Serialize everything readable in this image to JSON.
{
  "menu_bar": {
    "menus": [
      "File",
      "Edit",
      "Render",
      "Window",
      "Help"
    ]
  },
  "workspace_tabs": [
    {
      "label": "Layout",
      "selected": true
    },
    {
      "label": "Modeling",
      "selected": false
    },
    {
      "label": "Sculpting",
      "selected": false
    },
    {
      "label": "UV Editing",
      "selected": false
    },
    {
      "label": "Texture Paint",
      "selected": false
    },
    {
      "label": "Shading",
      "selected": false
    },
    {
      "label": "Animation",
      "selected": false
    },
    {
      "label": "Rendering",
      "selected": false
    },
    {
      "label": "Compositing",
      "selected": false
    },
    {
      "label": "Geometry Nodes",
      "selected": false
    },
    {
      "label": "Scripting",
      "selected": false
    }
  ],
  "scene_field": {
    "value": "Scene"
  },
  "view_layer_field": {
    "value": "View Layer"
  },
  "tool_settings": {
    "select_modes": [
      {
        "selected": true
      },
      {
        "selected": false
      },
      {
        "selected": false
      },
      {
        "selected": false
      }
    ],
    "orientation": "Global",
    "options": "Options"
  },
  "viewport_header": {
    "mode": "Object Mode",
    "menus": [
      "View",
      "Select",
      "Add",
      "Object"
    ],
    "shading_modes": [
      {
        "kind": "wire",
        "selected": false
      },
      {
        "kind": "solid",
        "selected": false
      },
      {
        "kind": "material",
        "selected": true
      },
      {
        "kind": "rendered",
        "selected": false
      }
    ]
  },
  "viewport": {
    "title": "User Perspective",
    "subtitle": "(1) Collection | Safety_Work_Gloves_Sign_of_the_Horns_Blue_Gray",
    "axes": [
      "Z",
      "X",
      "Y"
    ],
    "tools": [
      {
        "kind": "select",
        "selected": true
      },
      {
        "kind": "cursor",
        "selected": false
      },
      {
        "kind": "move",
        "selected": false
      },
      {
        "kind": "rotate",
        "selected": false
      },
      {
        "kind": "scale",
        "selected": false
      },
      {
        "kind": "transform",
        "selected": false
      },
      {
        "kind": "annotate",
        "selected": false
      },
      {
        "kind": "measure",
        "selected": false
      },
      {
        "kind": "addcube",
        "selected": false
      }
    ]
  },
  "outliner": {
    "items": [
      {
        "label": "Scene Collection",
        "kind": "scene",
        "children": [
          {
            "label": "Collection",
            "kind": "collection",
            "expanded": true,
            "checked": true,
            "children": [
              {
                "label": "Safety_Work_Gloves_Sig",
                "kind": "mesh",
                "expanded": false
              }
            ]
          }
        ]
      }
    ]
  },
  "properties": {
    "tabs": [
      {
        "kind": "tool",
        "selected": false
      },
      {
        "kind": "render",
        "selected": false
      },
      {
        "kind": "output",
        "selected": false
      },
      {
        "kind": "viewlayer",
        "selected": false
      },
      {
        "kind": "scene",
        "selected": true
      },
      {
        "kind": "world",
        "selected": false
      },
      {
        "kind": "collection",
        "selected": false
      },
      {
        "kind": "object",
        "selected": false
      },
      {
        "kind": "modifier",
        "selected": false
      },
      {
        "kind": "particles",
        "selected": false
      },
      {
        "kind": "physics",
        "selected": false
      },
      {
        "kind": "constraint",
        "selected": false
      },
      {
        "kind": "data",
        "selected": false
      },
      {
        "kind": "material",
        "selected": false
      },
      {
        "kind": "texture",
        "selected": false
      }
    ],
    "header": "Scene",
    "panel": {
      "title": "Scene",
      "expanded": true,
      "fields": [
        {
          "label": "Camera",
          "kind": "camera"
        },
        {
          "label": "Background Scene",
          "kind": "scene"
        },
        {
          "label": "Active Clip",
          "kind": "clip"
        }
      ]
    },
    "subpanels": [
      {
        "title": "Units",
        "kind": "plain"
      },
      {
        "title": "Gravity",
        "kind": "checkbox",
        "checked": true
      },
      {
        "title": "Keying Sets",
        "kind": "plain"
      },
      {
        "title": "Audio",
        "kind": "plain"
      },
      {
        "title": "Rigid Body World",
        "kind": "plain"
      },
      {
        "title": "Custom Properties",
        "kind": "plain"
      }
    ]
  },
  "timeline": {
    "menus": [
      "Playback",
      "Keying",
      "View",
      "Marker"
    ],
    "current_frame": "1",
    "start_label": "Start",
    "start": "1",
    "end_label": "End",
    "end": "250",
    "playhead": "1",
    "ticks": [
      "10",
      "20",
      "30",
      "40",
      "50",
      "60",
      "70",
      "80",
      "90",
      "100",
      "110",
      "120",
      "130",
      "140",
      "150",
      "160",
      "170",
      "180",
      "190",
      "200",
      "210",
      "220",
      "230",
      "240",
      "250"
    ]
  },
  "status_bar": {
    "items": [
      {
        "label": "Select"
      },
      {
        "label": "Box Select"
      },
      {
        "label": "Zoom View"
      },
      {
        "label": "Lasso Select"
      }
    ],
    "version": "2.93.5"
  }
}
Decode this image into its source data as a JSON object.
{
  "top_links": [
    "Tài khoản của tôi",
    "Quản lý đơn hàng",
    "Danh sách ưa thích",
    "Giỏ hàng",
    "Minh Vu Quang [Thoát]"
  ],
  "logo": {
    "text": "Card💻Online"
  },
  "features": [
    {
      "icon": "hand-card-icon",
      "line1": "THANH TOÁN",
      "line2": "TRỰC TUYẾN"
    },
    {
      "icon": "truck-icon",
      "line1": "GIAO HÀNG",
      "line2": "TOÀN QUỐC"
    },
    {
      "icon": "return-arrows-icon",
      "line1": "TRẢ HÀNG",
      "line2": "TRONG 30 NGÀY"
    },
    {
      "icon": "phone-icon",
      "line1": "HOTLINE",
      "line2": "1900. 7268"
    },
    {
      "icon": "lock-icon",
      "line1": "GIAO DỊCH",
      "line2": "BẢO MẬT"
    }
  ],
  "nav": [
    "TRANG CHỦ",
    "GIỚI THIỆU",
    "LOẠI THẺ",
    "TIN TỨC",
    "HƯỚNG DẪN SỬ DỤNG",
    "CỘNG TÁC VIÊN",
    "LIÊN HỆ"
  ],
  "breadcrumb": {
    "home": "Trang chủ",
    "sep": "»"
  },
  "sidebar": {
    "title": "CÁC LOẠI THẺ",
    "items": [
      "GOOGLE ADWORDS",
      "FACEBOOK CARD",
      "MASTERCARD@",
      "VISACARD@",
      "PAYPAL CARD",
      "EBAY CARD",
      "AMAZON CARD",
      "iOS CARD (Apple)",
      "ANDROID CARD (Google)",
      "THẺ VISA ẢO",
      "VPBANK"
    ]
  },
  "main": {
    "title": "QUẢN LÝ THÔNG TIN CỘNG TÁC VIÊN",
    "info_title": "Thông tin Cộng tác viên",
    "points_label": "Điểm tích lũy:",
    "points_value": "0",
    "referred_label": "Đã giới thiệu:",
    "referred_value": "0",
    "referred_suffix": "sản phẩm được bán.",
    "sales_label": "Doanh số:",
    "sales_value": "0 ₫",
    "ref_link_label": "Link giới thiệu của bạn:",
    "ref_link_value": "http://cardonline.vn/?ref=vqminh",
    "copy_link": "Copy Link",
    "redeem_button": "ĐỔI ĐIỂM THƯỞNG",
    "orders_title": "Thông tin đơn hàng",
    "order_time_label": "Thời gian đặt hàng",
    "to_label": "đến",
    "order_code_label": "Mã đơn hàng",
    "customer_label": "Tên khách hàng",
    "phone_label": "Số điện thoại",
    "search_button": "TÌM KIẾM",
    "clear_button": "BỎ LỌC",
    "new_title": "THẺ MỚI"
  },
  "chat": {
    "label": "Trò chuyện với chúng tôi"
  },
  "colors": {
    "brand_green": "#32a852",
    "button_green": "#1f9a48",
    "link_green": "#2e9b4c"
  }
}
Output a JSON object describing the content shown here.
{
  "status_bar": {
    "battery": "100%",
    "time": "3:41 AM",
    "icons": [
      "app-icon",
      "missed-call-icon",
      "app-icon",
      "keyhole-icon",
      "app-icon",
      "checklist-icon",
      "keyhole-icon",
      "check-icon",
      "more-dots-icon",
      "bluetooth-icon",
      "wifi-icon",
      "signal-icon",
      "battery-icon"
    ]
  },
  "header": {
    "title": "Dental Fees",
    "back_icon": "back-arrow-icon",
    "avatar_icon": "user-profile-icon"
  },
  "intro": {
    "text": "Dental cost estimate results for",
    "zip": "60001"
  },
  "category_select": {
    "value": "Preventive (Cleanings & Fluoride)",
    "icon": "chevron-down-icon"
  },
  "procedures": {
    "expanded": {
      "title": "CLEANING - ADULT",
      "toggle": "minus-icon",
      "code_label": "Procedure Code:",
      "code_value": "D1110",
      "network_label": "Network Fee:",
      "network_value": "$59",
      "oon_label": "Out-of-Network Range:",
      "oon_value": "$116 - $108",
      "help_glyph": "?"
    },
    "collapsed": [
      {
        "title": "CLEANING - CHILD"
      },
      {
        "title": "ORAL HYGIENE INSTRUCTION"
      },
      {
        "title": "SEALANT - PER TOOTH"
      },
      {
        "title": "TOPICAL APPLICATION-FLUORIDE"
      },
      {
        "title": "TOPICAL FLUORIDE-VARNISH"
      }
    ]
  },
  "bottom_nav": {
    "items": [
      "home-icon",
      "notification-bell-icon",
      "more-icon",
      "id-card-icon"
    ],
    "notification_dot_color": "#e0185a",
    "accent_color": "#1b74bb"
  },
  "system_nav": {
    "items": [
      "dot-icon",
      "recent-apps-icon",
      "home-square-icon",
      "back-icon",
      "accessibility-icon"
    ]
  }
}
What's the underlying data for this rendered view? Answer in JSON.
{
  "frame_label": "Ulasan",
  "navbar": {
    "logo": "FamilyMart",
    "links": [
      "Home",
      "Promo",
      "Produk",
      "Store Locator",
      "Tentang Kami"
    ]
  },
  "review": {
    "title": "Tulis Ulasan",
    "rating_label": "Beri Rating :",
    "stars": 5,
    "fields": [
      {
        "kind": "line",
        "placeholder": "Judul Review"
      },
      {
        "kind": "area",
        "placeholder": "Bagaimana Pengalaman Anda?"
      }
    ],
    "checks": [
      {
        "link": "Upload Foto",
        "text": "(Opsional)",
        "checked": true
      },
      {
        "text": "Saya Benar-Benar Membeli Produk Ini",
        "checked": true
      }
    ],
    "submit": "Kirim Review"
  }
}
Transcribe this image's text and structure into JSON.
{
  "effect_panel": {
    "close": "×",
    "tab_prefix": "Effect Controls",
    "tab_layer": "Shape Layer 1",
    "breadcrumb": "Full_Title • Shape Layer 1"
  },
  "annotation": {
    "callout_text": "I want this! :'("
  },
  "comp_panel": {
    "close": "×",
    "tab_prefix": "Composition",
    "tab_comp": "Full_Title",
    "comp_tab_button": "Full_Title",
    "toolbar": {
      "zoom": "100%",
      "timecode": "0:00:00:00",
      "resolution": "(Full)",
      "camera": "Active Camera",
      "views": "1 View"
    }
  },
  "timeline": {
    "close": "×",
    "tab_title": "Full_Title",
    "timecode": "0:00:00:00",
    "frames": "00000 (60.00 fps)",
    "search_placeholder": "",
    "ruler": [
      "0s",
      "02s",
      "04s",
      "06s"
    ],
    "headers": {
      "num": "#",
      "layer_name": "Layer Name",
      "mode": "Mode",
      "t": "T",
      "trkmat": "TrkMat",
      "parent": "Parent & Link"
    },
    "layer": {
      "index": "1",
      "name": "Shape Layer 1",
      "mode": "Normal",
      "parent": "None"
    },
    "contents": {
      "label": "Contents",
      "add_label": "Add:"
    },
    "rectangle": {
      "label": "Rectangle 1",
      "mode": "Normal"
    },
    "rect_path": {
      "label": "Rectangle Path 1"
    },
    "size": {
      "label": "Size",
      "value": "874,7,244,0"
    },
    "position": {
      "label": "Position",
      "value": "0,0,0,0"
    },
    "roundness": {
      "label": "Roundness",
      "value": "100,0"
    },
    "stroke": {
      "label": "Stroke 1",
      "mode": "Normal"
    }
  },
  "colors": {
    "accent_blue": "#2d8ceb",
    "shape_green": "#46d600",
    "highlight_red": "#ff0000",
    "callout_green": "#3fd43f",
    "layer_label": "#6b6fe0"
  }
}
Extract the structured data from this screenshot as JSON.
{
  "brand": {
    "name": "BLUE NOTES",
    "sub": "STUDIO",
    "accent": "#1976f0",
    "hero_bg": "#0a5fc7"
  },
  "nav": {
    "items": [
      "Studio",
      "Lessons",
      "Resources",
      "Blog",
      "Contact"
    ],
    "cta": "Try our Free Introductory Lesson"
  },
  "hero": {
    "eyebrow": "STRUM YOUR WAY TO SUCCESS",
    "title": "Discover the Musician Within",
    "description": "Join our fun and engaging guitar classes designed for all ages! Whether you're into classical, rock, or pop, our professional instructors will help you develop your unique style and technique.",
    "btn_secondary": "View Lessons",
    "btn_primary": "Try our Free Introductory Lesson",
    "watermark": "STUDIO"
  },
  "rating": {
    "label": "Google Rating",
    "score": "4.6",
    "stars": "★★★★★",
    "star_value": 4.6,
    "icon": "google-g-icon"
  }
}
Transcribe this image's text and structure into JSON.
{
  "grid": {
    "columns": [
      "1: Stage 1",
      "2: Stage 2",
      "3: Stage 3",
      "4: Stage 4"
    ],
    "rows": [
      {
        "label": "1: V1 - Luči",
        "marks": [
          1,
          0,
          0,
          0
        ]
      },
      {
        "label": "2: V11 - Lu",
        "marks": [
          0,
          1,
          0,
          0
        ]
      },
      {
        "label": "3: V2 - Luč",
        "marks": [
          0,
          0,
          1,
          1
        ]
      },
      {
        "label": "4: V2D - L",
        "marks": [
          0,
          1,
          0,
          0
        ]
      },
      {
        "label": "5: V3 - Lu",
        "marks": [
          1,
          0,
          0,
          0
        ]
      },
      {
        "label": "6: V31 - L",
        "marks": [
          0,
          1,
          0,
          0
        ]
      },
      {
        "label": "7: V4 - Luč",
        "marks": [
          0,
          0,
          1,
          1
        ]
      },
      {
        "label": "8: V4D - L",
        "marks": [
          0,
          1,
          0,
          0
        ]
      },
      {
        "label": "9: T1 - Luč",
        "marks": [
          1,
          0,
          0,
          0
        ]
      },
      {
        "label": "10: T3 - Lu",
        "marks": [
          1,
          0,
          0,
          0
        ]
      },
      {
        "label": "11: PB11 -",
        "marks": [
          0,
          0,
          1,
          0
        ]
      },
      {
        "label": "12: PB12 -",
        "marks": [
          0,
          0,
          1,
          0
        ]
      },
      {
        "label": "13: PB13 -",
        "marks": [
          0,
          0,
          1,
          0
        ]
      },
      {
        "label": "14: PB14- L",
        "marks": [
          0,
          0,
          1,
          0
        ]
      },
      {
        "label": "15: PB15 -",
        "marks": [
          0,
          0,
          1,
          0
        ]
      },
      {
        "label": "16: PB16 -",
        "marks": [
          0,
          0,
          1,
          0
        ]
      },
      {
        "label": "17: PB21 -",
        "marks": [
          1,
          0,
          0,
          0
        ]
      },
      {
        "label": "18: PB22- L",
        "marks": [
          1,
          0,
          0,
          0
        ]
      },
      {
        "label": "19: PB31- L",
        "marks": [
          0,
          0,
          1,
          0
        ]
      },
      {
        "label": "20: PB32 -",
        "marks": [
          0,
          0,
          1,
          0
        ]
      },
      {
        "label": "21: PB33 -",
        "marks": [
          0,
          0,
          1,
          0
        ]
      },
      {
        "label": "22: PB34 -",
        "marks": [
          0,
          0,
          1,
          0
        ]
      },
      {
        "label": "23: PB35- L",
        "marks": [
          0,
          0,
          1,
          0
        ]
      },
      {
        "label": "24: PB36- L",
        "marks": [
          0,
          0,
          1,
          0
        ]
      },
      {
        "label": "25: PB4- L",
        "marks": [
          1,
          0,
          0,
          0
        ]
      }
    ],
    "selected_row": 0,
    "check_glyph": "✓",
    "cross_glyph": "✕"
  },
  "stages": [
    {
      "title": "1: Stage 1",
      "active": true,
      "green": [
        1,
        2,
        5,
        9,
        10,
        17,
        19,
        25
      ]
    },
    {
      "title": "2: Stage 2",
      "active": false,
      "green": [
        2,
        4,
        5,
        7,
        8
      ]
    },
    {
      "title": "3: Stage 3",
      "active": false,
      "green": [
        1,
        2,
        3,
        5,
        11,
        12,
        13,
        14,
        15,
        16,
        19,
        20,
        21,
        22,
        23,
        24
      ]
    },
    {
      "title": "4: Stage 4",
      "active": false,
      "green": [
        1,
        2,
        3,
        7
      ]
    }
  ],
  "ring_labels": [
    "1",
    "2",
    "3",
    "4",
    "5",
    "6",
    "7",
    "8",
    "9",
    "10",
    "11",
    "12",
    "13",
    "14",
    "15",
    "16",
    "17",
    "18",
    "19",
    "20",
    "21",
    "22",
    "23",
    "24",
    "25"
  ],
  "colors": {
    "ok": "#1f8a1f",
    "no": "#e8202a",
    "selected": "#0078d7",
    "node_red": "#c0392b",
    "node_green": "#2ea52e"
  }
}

====

* [THE EXERCISE]:
Identify and extract each line of the listing that contains "data".

* [REPLY]:
        "kind": "data",
Decode this image into its source data as a JSON object.
What's the underlying data for this rendered view? Answer in JSON.
Extract the structured data from this screenshot as JSON.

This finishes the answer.